### What you have to do:
Extract every entry word for word. Skip the pictures.

Collection entries:
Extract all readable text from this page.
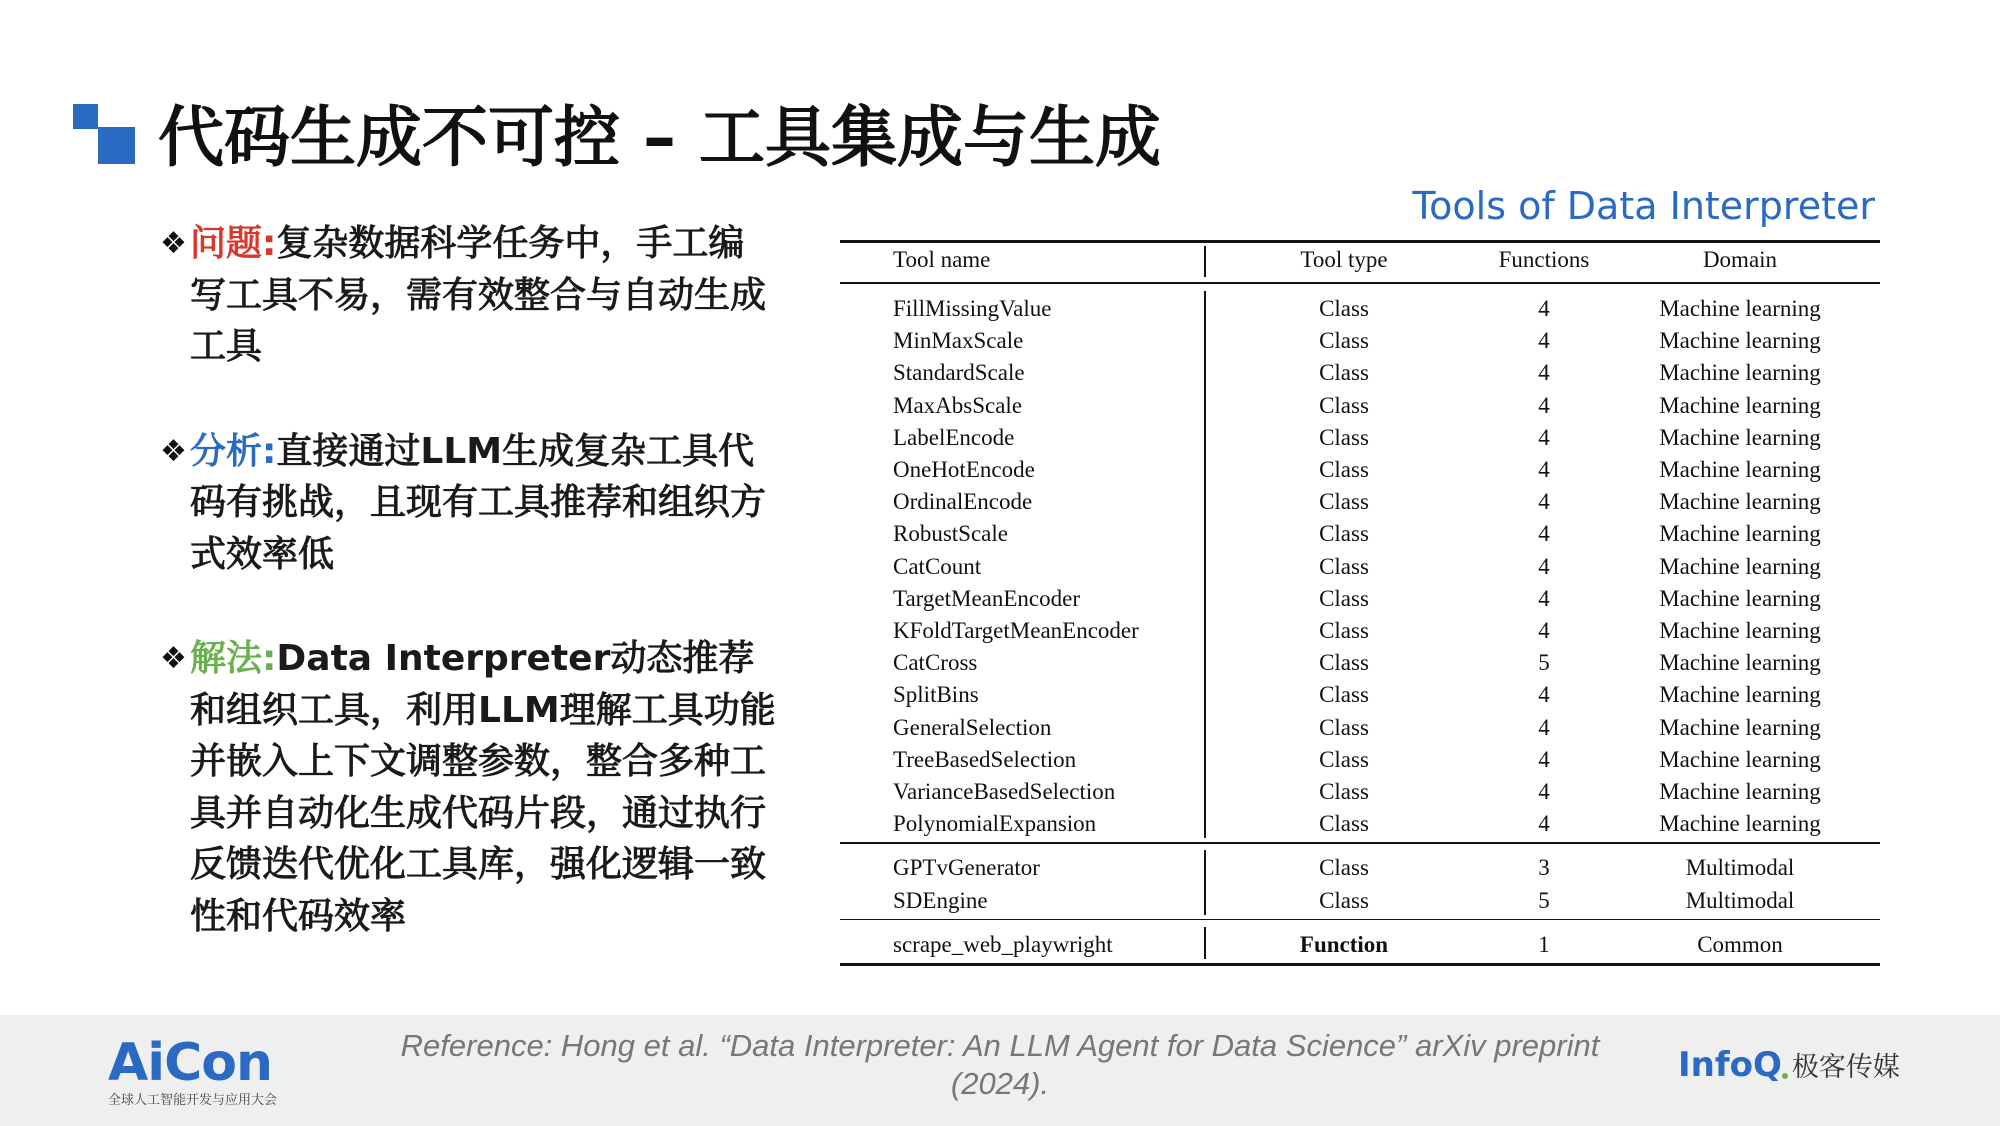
代码生成不可控 – 工具集成与生成
❖ 问题:复杂数据科学任务中，手工编写工具不易，需有效整合与自动生成工具
❖ 分析:直接通过LLM生成复杂工具代码有挑战，且现有工具推荐和组织方式效率低
❖ 解法:Data Interpreter动态推荐和组织工具，利用LLM理解工具功能并嵌入上下文调整参数，整合多种工具并自动化生成代码片段，通过执行反馈迭代优化工具库，强化逻辑一致性和代码效率
Tools of Data Interpreter
Tool name	Tool type	Functions	Domain
FillMissingValue	Class	4	Machine learning
MinMaxScale	Class	4	Machine learning
StandardScale	Class	4	Machine learning
MaxAbsScale	Class	4	Machine learning
LabelEncode	Class	4	Machine learning
OneHotEncode	Class	4	Machine learning
OrdinalEncode	Class	4	Machine learning
RobustScale	Class	4	Machine learning
CatCount	Class	4	Machine learning
TargetMeanEncoder	Class	4	Machine learning
KFoldTargetMeanEncoder	Class	4	Machine learning
CatCross	Class	5	Machine learning
SplitBins	Class	4	Machine learning
GeneralSelection	Class	4	Machine learning
TreeBasedSelection	Class	4	Machine learning
VarianceBasedSelection	Class	4	Machine learning
PolynomialExpansion	Class	4	Machine learning
GPTvGenerator	Class	3	Multimodal
SDEngine	Class	5	Multimodal
scrape_web_playwright	Function	1	Common
AiCon
全球人工智能开发与应用大会
Reference: Hong et al. “Data Interpreter: An LLM Agent for Data Science” arXiv preprint (2024).	InfoQ 极客传媒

### Exercise output:
Extract all readable text from this page.
代码生成不可控 – 工具集成与生成
❖ 问题:复杂数据科学任务中，手工编写工具不易，需有效整合与自动生成工具
❖ 分析:直接通过LLM生成复杂工具代码有挑战，且现有工具推荐和组织方式效率低
❖ 解法:Data Interpreter动态推荐和组织工具，利用LLM理解工具功能并嵌入上下文调整参数，整合多种工具并自动化生成代码片段，通过执行反馈迭代优化工具库，强化逻辑一致性和代码效率
Tools of Data Interpreter
Tool name	Tool type	Functions	Domain
FillMissingValue	Class	4	Machine learning
MinMaxScale	Class	4	Machine learning
StandardScale	Class	4	Machine learning
MaxAbsScale	Class	4	Machine learning
LabelEncode	Class	4	Machine learning
OneHotEncode	Class	4	Machine learning
OrdinalEncode	Class	4	Machine learning
RobustScale	Class	4	Machine learning
CatCount	Class	4	Machine learning
TargetMeanEncoder	Class	4	Machine learning
KFoldTargetMeanEncoder	Class	4	Machine learning
CatCross	Class	5	Machine learning
SplitBins	Class	4	Machine learning
GeneralSelection	Class	4	Machine learning
TreeBasedSelection	Class	4	Machine learning
VarianceBasedSelection	Class	4	Machine learning
PolynomialExpansion	Class	4	Machine learning
GPTvGenerator	Class	3	Multimodal
SDEngine	Class	5	Multimodal
scrape_web_playwright	Function	1	Common
AiCon
全球人工智能开发与应用大会
Reference: Hong et al. “Data Interpreter: An LLM Agent for Data Science” arXiv preprint (2024).	InfoQ 极客传媒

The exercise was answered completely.